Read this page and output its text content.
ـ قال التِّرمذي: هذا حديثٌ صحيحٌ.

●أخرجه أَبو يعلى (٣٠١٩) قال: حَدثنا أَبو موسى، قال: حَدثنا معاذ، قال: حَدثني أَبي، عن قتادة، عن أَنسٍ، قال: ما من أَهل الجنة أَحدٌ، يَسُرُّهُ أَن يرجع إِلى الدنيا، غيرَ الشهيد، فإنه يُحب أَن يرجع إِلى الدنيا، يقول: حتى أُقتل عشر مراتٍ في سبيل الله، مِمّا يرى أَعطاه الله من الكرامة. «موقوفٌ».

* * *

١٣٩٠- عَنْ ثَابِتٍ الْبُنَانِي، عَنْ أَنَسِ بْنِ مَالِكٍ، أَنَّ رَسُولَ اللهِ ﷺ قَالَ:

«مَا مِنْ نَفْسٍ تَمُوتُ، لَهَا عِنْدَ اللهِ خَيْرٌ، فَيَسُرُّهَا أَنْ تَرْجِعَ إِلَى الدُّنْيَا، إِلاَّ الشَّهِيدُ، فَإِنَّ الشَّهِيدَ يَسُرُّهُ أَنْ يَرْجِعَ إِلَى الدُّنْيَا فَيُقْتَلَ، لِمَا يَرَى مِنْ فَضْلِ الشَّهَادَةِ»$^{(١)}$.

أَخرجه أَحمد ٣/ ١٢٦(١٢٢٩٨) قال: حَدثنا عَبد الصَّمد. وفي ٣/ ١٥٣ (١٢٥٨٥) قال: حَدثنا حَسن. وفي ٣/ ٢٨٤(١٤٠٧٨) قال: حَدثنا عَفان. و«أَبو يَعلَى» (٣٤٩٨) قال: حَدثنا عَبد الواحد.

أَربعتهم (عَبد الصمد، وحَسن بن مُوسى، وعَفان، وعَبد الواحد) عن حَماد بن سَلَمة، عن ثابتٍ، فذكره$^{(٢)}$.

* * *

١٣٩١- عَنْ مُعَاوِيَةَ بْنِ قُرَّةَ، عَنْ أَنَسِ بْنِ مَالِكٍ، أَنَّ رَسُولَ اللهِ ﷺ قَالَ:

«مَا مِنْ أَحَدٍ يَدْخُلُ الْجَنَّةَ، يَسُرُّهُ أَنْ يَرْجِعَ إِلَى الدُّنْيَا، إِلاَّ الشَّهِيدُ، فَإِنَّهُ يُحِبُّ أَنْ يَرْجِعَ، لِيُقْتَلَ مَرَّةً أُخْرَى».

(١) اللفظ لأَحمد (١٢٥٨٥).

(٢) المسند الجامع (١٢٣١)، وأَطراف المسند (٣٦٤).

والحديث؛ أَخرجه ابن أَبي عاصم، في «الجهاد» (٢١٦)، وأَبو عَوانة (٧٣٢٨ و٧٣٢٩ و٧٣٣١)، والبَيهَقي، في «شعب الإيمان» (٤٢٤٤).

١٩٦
--------------------------------------------------
> _WORK TO DO_: From the material above, copy each line that includes the word "دثنا".

> _WRITTEN RESPONSE_:
●أخرجه أَبو يعلى (٣٠١٩) قال: حَدثنا أَبو موسى، قال: حَدثنا معاذ، قال: حَدثني أَبي، عن قتادة، عن أَنسٍ، قال: ما من أَهل الجنة أَحدٌ، يَسُرُّهُ أَن يرجع إِلى الدنيا، غيرَ الشهيد، فإنه يُحب أَن يرجع إِلى الدنيا، يقول: حتى أُقتل عشر مراتٍ في سبيل الله، مِمّا يرى أَعطاه الله من الكرامة. «موقوفٌ».
أَخرجه أَحمد ٣/ ١٢٦(١٢٢٩٨) قال: حَدثنا عَبد الصَّمد. وفي ٣/ ١٥٣ (١٢٥٨٥) قال: حَدثنا حَسن. وفي ٣/ ٢٨٤(١٤٠٧٨) قال: حَدثنا عَفان. و«أَبو يَعلَى» (٣٤٩٨) قال: حَدثنا عَبد الواحد.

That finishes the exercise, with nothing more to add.